(TASK BRIEF):
Look through the data and write out every line with the word "title" in it.

====

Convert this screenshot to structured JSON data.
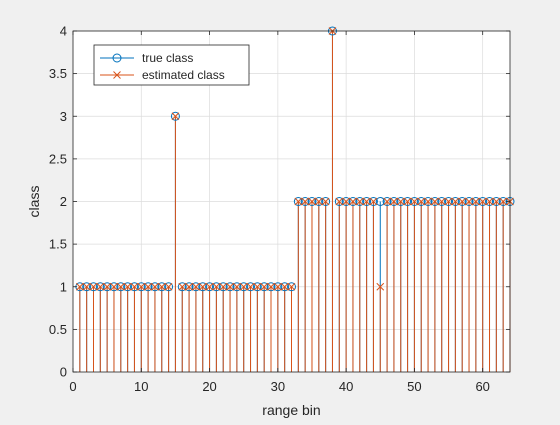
{
  "chart_data": {
    "type": "stem",
    "xlabel": "range bin",
    "ylabel": "class",
    "xlim": [
      0,
      64
    ],
    "ylim": [
      0,
      4
    ],
    "xticks": [
      0,
      10,
      20,
      30,
      40,
      50,
      60
    ],
    "yticks": [
      0,
      0.5,
      1,
      1.5,
      2,
      2.5,
      3,
      3.5,
      4
    ],
    "xtick_labels": [
      "0",
      "10",
      "20",
      "30",
      "40",
      "50",
      "60"
    ],
    "ytick_labels": [
      "0",
      "0.5",
      "1",
      "1.5",
      "2",
      "2.5",
      "3",
      "3.5",
      "4"
    ],
    "grid": true,
    "legend_position": "top-left",
    "x": [
      1,
      2,
      3,
      4,
      5,
      6,
      7,
      8,
      9,
      10,
      11,
      12,
      13,
      14,
      15,
      16,
      17,
      18,
      19,
      20,
      21,
      22,
      23,
      24,
      25,
      26,
      27,
      28,
      29,
      30,
      31,
      32,
      33,
      34,
      35,
      36,
      37,
      38,
      39,
      40,
      41,
      42,
      43,
      44,
      45,
      46,
      47,
      48,
      49,
      50,
      51,
      52,
      53,
      54,
      55,
      56,
      57,
      58,
      59,
      60,
      61,
      62,
      63,
      64
    ],
    "series": [
      {
        "name": "true class",
        "marker": "circle",
        "color": "#0072BD",
        "values": [
          1,
          1,
          1,
          1,
          1,
          1,
          1,
          1,
          1,
          1,
          1,
          1,
          1,
          1,
          3,
          1,
          1,
          1,
          1,
          1,
          1,
          1,
          1,
          1,
          1,
          1,
          1,
          1,
          1,
          1,
          1,
          1,
          2,
          2,
          2,
          2,
          2,
          4,
          2,
          2,
          2,
          2,
          2,
          2,
          2,
          2,
          2,
          2,
          2,
          2,
          2,
          2,
          2,
          2,
          2,
          2,
          2,
          2,
          2,
          2,
          2,
          2,
          2,
          2
        ]
      },
      {
        "name": "estimated class",
        "marker": "x",
        "color": "#D95319",
        "values": [
          1,
          1,
          1,
          1,
          1,
          1,
          1,
          1,
          1,
          1,
          1,
          1,
          1,
          1,
          3,
          1,
          1,
          1,
          1,
          1,
          1,
          1,
          1,
          1,
          1,
          1,
          1,
          1,
          1,
          1,
          1,
          1,
          2,
          2,
          2,
          2,
          2,
          4,
          2,
          2,
          2,
          2,
          2,
          2,
          1,
          2,
          2,
          2,
          2,
          2,
          2,
          2,
          2,
          2,
          2,
          2,
          2,
          2,
          2,
          2,
          2,
          2,
          2,
          2
        ]
      }
    ]
  }
}
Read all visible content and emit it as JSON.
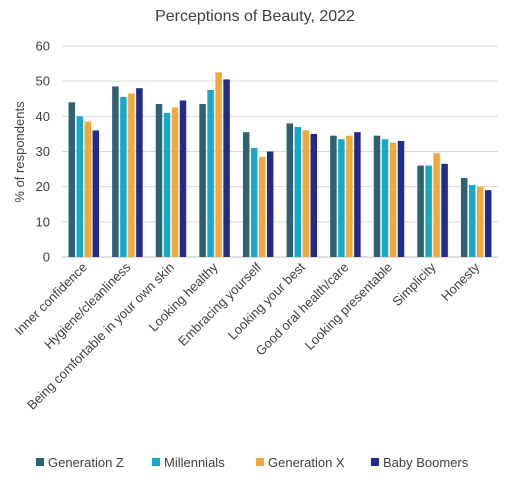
{
  "chart_data": {
    "type": "bar",
    "title": "Perceptions of Beauty, 2022",
    "xlabel": "",
    "ylabel": "% of respondents",
    "ylim": [
      0,
      60
    ],
    "yticks": [
      0,
      10,
      20,
      30,
      40,
      50,
      60
    ],
    "grid": true,
    "legend_position": "bottom",
    "categories": [
      "Inner confidence",
      "Hygiene/cleanliness",
      "Being comfortable in your own skin",
      "Looking healthy",
      "Embracing yourself",
      "Looking your best",
      "Good oral health/care",
      "Looking presentable",
      "Simplicity",
      "Honesty"
    ],
    "series": [
      {
        "name": "Generation Z",
        "color": "#2e6171",
        "values": [
          44,
          48.5,
          43.5,
          43.5,
          35.5,
          38,
          34.5,
          34.5,
          26,
          22.5
        ]
      },
      {
        "name": "Millennials",
        "color": "#18a9c9",
        "values": [
          40,
          45.5,
          41,
          47.5,
          31,
          37,
          33.5,
          33.5,
          26,
          20.5
        ]
      },
      {
        "name": "Generation X",
        "color": "#f5a83a",
        "values": [
          38.5,
          46.5,
          42.5,
          52.5,
          28.5,
          36,
          34.5,
          32.5,
          29.5,
          20
        ]
      },
      {
        "name": "Baby Boomers",
        "color": "#222a8a",
        "values": [
          36,
          48,
          44.5,
          50.5,
          30,
          35,
          35.5,
          33,
          26.5,
          19
        ]
      }
    ]
  }
}
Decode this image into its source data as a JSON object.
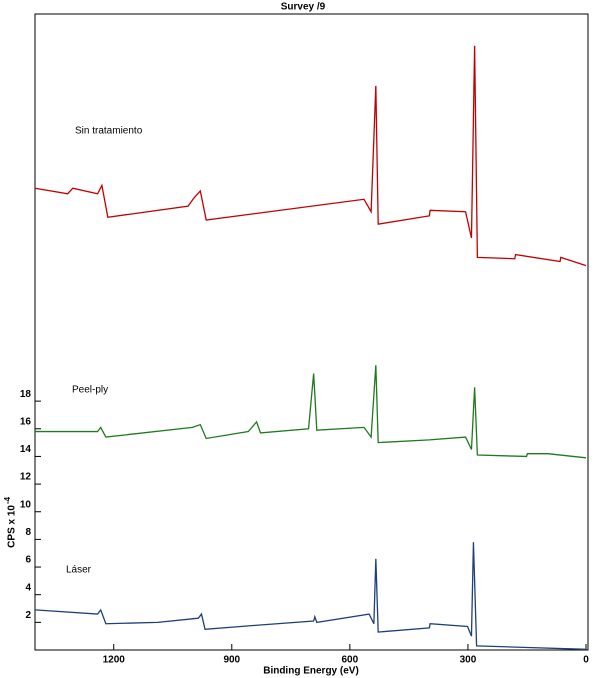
{
  "chart_data": {
    "type": "line",
    "title": "Survey /9",
    "x_label": "Binding Energy (eV)",
    "y_label": "CPS x 10",
    "y_label_exponent": "-4",
    "xlim": [
      1400,
      0
    ],
    "xticks": [
      1200,
      900,
      600,
      300,
      0
    ],
    "ylim": [
      0,
      46
    ],
    "yticks": [
      2,
      4,
      6,
      8,
      10,
      12,
      14,
      16,
      18
    ],
    "series": [
      {
        "name": "Sin tratamiento",
        "color": "#c00000",
        "x": [
          1400,
          1317,
          1304,
          1241,
          1230,
          1215,
          1011,
          996,
          980,
          965,
          564,
          546,
          534,
          528,
          398,
          396,
          306,
          291,
          283,
          276,
          181,
          179,
          66,
          64,
          0
        ],
        "values": [
          33.4,
          33.0,
          33.4,
          33.0,
          33.6,
          31.3,
          32.1,
          32.7,
          33.2,
          31.1,
          32.6,
          31.7,
          40.8,
          30.8,
          31.4,
          31.8,
          31.7,
          29.8,
          43.7,
          28.4,
          28.3,
          28.6,
          28.1,
          28.4,
          27.8
        ]
      },
      {
        "name": "Peel-ply",
        "color": "#1e7a1e",
        "x": [
          1400,
          1241,
          1233,
          1220,
          1000,
          980,
          965,
          858,
          837,
          827,
          705,
          692,
          684,
          564,
          546,
          534,
          528,
          398,
          306,
          291,
          283,
          276,
          151,
          149,
          97,
          0
        ],
        "values": [
          15.8,
          15.8,
          16.1,
          15.4,
          16.1,
          16.3,
          15.3,
          15.8,
          16.5,
          15.7,
          16.0,
          20.0,
          15.9,
          16.1,
          15.4,
          20.6,
          15.0,
          15.2,
          15.4,
          14.5,
          19.0,
          14.1,
          14.0,
          14.2,
          14.2,
          13.9
        ]
      },
      {
        "name": "Láser",
        "color": "#1f3f7a",
        "x": [
          1400,
          1241,
          1233,
          1220,
          1088,
          985,
          977,
          968,
          832,
          692,
          689,
          684,
          551,
          539,
          534,
          528,
          398,
          396,
          301,
          291,
          286,
          278,
          169,
          0
        ],
        "values": [
          2.9,
          2.6,
          2.9,
          1.9,
          2.0,
          2.3,
          2.6,
          1.5,
          1.8,
          2.1,
          2.4,
          2.0,
          2.6,
          1.9,
          6.6,
          1.3,
          1.6,
          1.9,
          1.7,
          1.0,
          7.8,
          0.3,
          0.2,
          0.05
        ]
      }
    ]
  }
}
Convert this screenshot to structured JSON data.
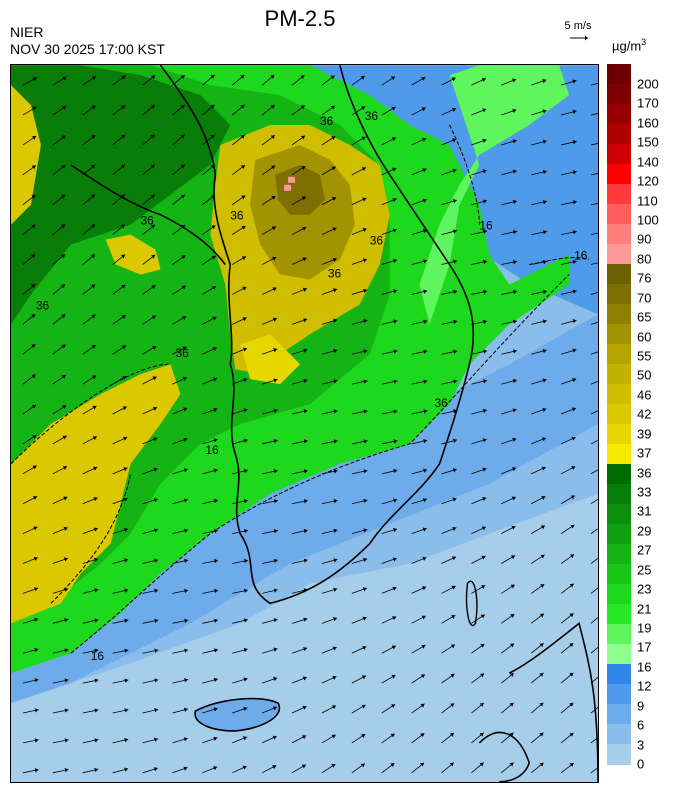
{
  "header": {
    "title": "PM-2.5",
    "agency": "NIER",
    "datetime": "NOV 30 2025 17:00 KST",
    "wind_reference": "5 m/s",
    "unit_base": "µg/m",
    "unit_exp": "3"
  },
  "legend": {
    "labels": [
      "200",
      "170",
      "160",
      "150",
      "140",
      "120",
      "110",
      "100",
      "90",
      "80",
      "76",
      "70",
      "65",
      "60",
      "55",
      "50",
      "46",
      "42",
      "39",
      "37",
      "36",
      "33",
      "31",
      "29",
      "27",
      "25",
      "23",
      "21",
      "19",
      "17",
      "16",
      "12",
      "9",
      "6",
      "3",
      "0"
    ],
    "colors": [
      "#6b0000",
      "#7f0000",
      "#960000",
      "#b00000",
      "#cc0000",
      "#ff0000",
      "#ff3a3a",
      "#ff5e5e",
      "#ff7f7f",
      "#ff9999",
      "#6b6100",
      "#7d7000",
      "#8f8000",
      "#a39300",
      "#b5a300",
      "#c3b100",
      "#cfbd00",
      "#dcc800",
      "#e8d600",
      "#f6ea00",
      "#006b00",
      "#087d08",
      "#0e900e",
      "#10a010",
      "#14b414",
      "#18c818",
      "#1ed81e",
      "#26e826",
      "#5ff55f",
      "#8cff8c",
      "#2f86e8",
      "#4f9ae9",
      "#6eabea",
      "#8bbdea",
      "#a6cdea"
    ]
  },
  "map": {
    "contour_labels": [
      "36",
      "36",
      "36",
      "36",
      "36",
      "36",
      "36",
      "36",
      "16",
      "16",
      "16",
      "16",
      "36"
    ]
  }
}
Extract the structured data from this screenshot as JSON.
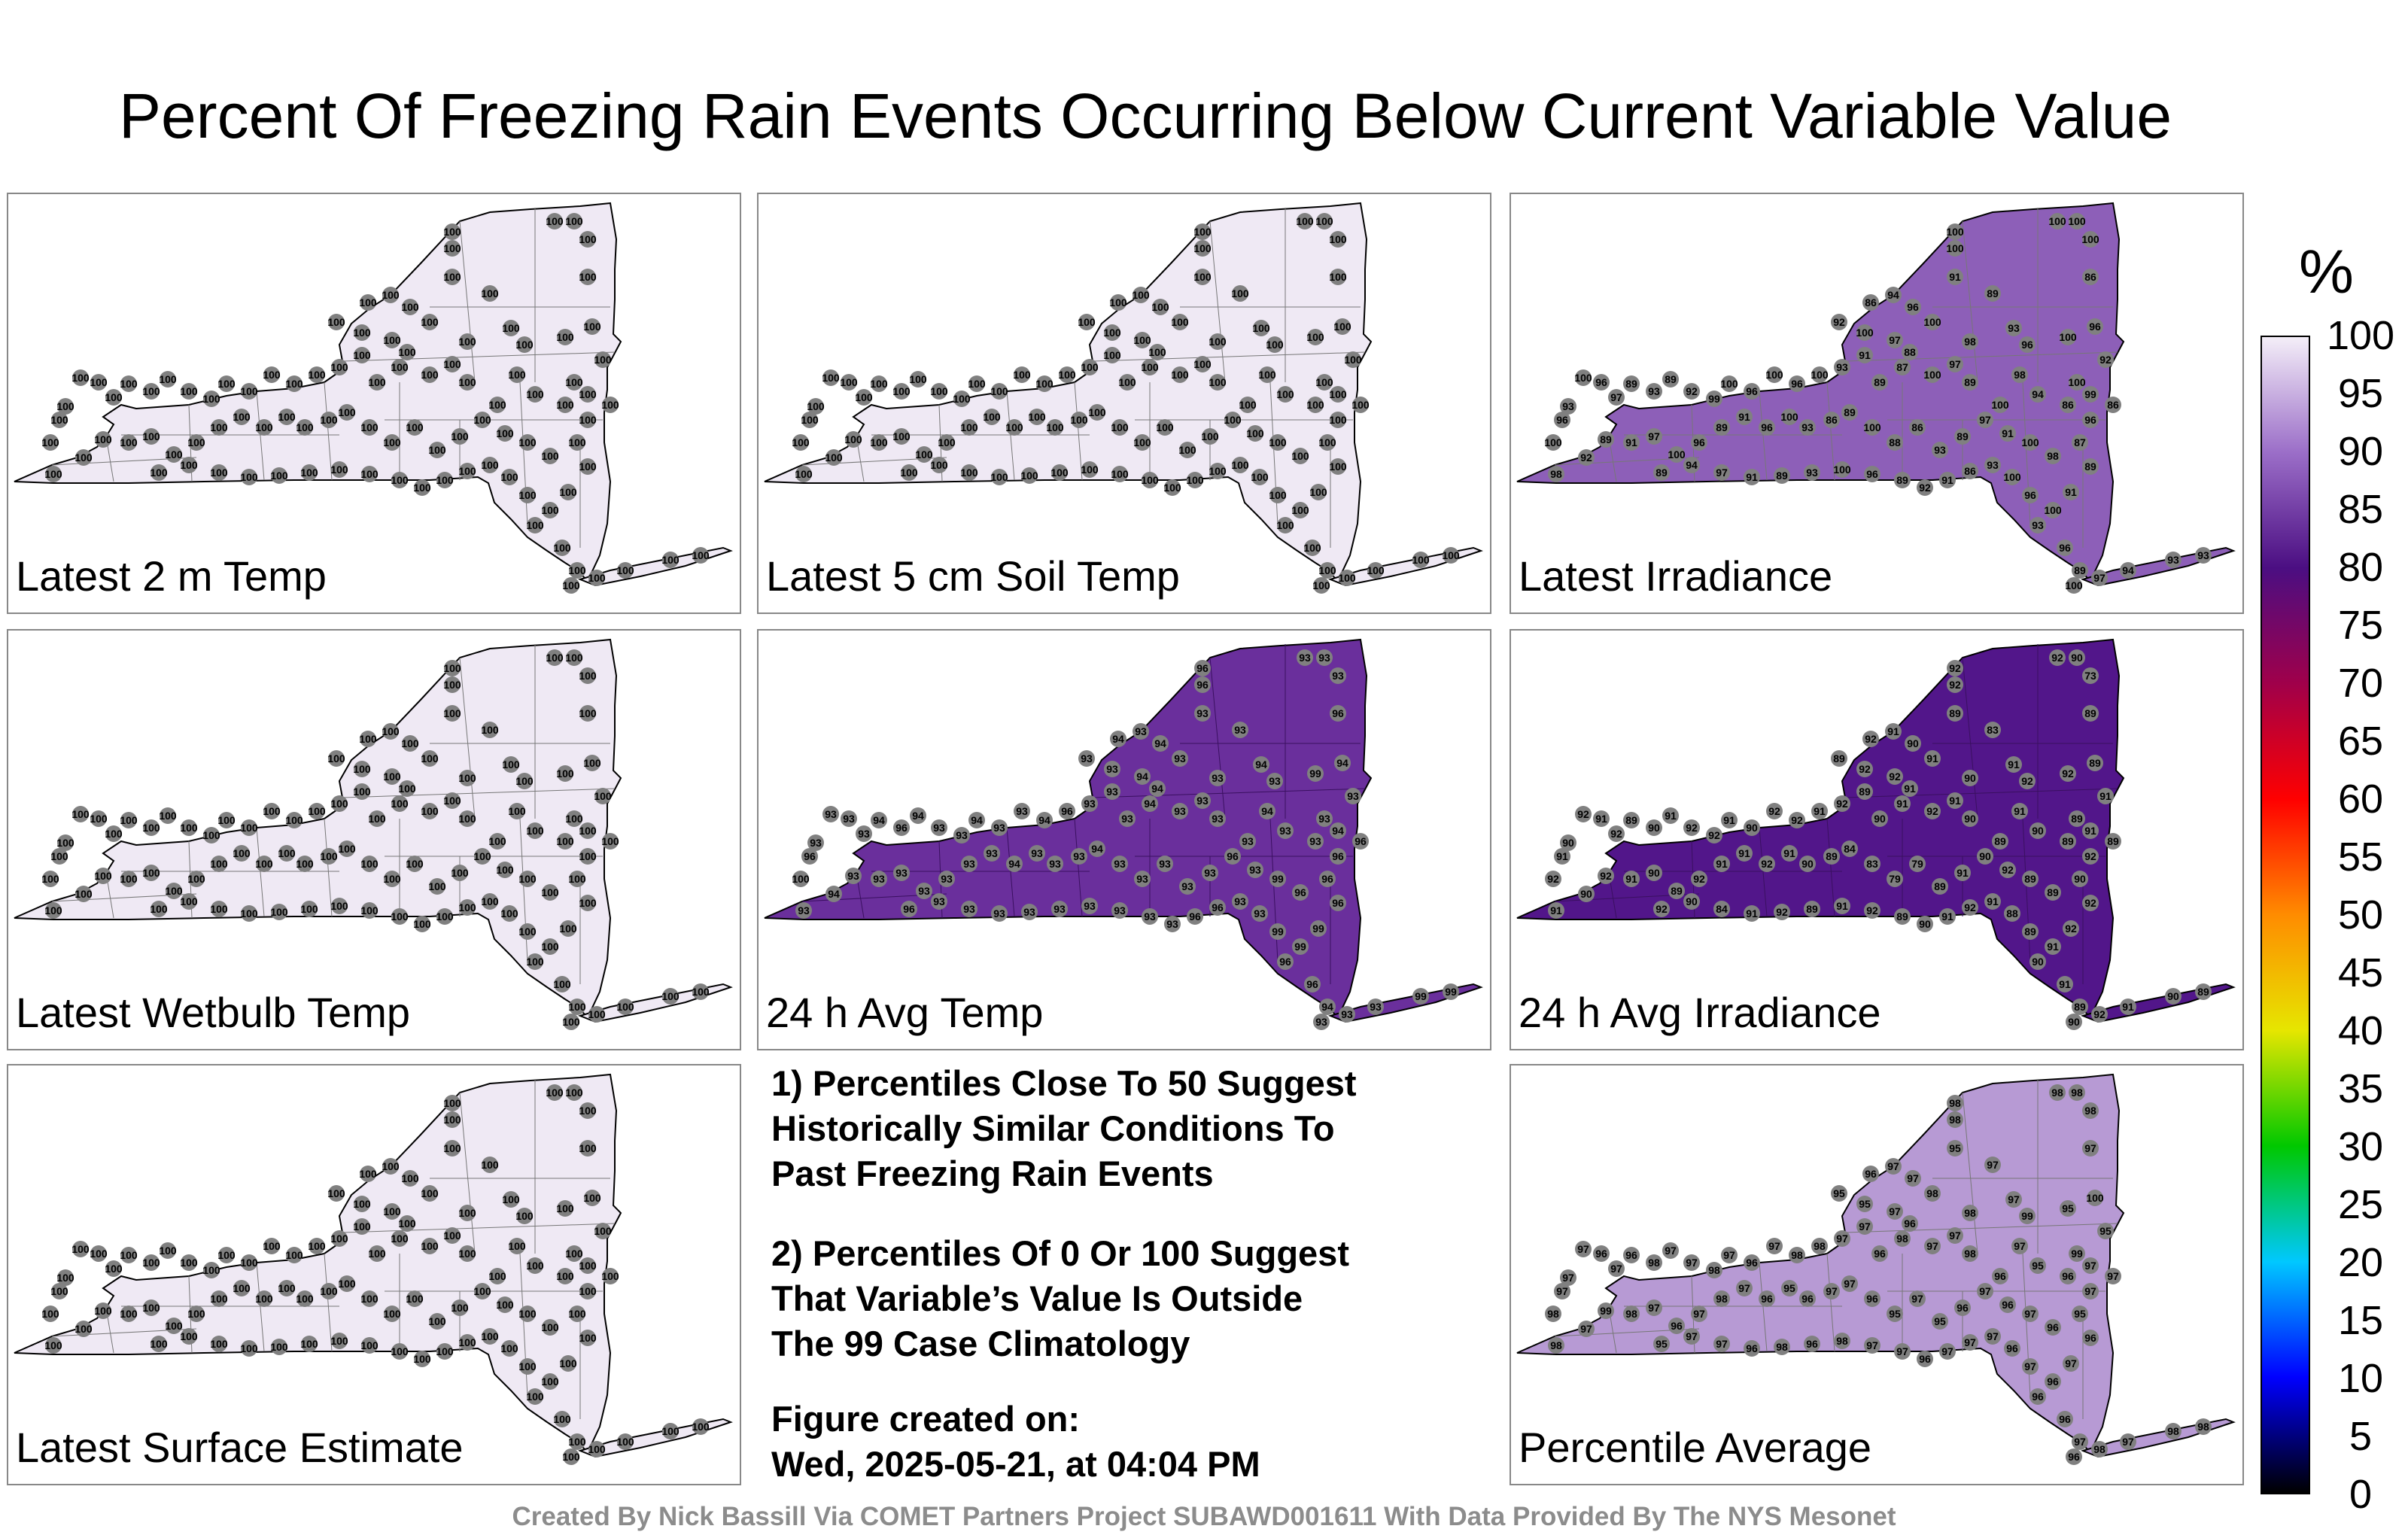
{
  "title": "Percent Of Freezing Rain Events Occurring Below Current Variable Value",
  "panels": [
    {
      "label": "Latest 2 m Temp",
      "fill": "#efe9f4",
      "value_labels": [
        "100"
      ]
    },
    {
      "label": "Latest 5 cm Soil Temp",
      "fill": "#efe9f4",
      "value_labels": [
        "100"
      ]
    },
    {
      "label": "Latest Irradiance",
      "fill": "#8d5fb8",
      "value_labels": [
        "100",
        "94",
        "86",
        "96",
        "91",
        "89",
        "92",
        "87",
        "97",
        "98",
        "93",
        "99",
        "88"
      ]
    },
    {
      "label": "Latest Wetbulb Temp",
      "fill": "#efe9f4",
      "value_labels": [
        "100"
      ]
    },
    {
      "label": "24 h Avg Temp",
      "fill": "#6a2f9c",
      "value_labels": [
        "96",
        "93",
        "94",
        "99",
        "100",
        "95"
      ]
    },
    {
      "label": "24 h Avg Irradiance",
      "fill": "#52168a",
      "value_labels": [
        "92",
        "90",
        "73",
        "89",
        "83",
        "91",
        "79",
        "84",
        "88"
      ]
    },
    {
      "label": "Latest Surface Estimate",
      "fill": "#efe9f4",
      "value_labels": [
        "100"
      ]
    },
    {
      "label": "Percentile Average",
      "fill": "#b79ad4",
      "value_labels": [
        "98",
        "97",
        "96",
        "95",
        "99",
        "100",
        "94"
      ]
    }
  ],
  "notes": {
    "note1": "1) Percentiles Close To 50 Suggest\nHistorically Similar Conditions To\nPast Freezing Rain Events",
    "note2": "2) Percentiles Of 0 Or 100 Suggest\nThat Variable’s Value Is Outside\nThe 99 Case Climatology",
    "created": "Figure created on:\nWed, 2025-05-21, at 04:04 PM"
  },
  "colorbar": {
    "unit": "%",
    "ticks": [
      "100",
      "95",
      "90",
      "85",
      "80",
      "75",
      "70",
      "65",
      "60",
      "55",
      "50",
      "45",
      "40",
      "35",
      "30",
      "25",
      "20",
      "15",
      "10",
      "5",
      "0"
    ],
    "stops": [
      "#000000",
      "#0000ff",
      "#00c8ff",
      "#00c800",
      "#e6e600",
      "#ff8c00",
      "#ff0000",
      "#a0004a",
      "#4b0e82",
      "#9b6ec8",
      "#f4eef8"
    ]
  },
  "footer": "Created By Nick Bassill Via COMET Partners Project SUBAWD001611 With Data Provided By The NYS Mesonet"
}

====

(THE COMPLETED TASK):
    "title": "Perceptions of Beauty, 2022",
    "title": "Survey /9",
    "title": "PM-2.5",
  "title": "Percent Of Freezing Rain Events Occurring Below Current Variable Value",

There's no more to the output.